## Exercise
All of the data below must be repeated exactly.

------ Data provided ------

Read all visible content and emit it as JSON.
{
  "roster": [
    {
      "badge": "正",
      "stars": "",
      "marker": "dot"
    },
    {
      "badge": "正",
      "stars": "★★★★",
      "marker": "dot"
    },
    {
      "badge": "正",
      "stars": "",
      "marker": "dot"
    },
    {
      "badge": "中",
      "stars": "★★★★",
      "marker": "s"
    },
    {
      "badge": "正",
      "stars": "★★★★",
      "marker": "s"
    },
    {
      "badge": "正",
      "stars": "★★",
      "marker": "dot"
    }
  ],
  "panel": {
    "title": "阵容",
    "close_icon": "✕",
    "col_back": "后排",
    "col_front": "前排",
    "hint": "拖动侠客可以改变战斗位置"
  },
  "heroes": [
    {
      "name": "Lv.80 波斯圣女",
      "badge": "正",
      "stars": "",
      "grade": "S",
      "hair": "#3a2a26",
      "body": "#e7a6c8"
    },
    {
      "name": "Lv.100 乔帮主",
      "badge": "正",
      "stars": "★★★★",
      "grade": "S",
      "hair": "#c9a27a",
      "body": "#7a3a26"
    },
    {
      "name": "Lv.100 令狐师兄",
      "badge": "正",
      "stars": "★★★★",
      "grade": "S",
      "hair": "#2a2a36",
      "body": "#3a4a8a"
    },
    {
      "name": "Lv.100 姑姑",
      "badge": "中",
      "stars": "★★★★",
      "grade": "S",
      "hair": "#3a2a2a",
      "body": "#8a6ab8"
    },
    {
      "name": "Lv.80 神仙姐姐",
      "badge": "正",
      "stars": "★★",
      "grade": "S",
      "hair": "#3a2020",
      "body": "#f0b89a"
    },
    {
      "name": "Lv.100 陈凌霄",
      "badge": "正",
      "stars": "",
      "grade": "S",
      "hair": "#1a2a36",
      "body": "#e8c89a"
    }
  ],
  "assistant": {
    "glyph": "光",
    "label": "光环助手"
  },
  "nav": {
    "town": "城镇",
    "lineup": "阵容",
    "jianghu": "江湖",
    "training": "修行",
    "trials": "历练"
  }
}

------

## Worked answer
Read all visible content and emit it as JSON.
{
  "roster": [
    {
      "badge": "正",
      "stars": "",
      "marker": "dot"
    },
    {
      "badge": "正",
      "stars": "★★★★",
      "marker": "dot"
    },
    {
      "badge": "正",
      "stars": "",
      "marker": "dot"
    },
    {
      "badge": "中",
      "stars": "★★★★",
      "marker": "s"
    },
    {
      "badge": "正",
      "stars": "★★★★",
      "marker": "s"
    },
    {
      "badge": "正",
      "stars": "★★",
      "marker": "dot"
    }
  ],
  "panel": {
    "title": "阵容",
    "close_icon": "✕",
    "col_back": "后排",
    "col_front": "前排",
    "hint": "拖动侠客可以改变战斗位置"
  },
  "heroes": [
    {
      "name": "Lv.80 波斯圣女",
      "badge": "正",
      "stars": "",
      "grade": "S",
      "hair": "#3a2a26",
      "body": "#e7a6c8"
    },
    {
      "name": "Lv.100 乔帮主",
      "badge": "正",
      "stars": "★★★★",
      "grade": "S",
      "hair": "#c9a27a",
      "body": "#7a3a26"
    },
    {
      "name": "Lv.100 令狐师兄",
      "badge": "正",
      "stars": "★★★★",
      "grade": "S",
      "hair": "#2a2a36",
      "body": "#3a4a8a"
    },
    {
      "name": "Lv.100 姑姑",
      "badge": "中",
      "stars": "★★★★",
      "grade": "S",
      "hair": "#3a2a2a",
      "body": "#8a6ab8"
    },
    {
      "name": "Lv.80 神仙姐姐",
      "badge": "正",
      "stars": "★★",
      "grade": "S",
      "hair": "#3a2020",
      "body": "#f0b89a"
    },
    {
      "name": "Lv.100 陈凌霄",
      "badge": "正",
      "stars": "",
      "grade": "S",
      "hair": "#1a2a36",
      "body": "#e8c89a"
    }
  ],
  "assistant": {
    "glyph": "光",
    "label": "光环助手"
  },
  "nav": {
    "town": "城镇",
    "lineup": "阵容",
    "jianghu": "江湖",
    "training": "修行",
    "trials": "历练"
  }
}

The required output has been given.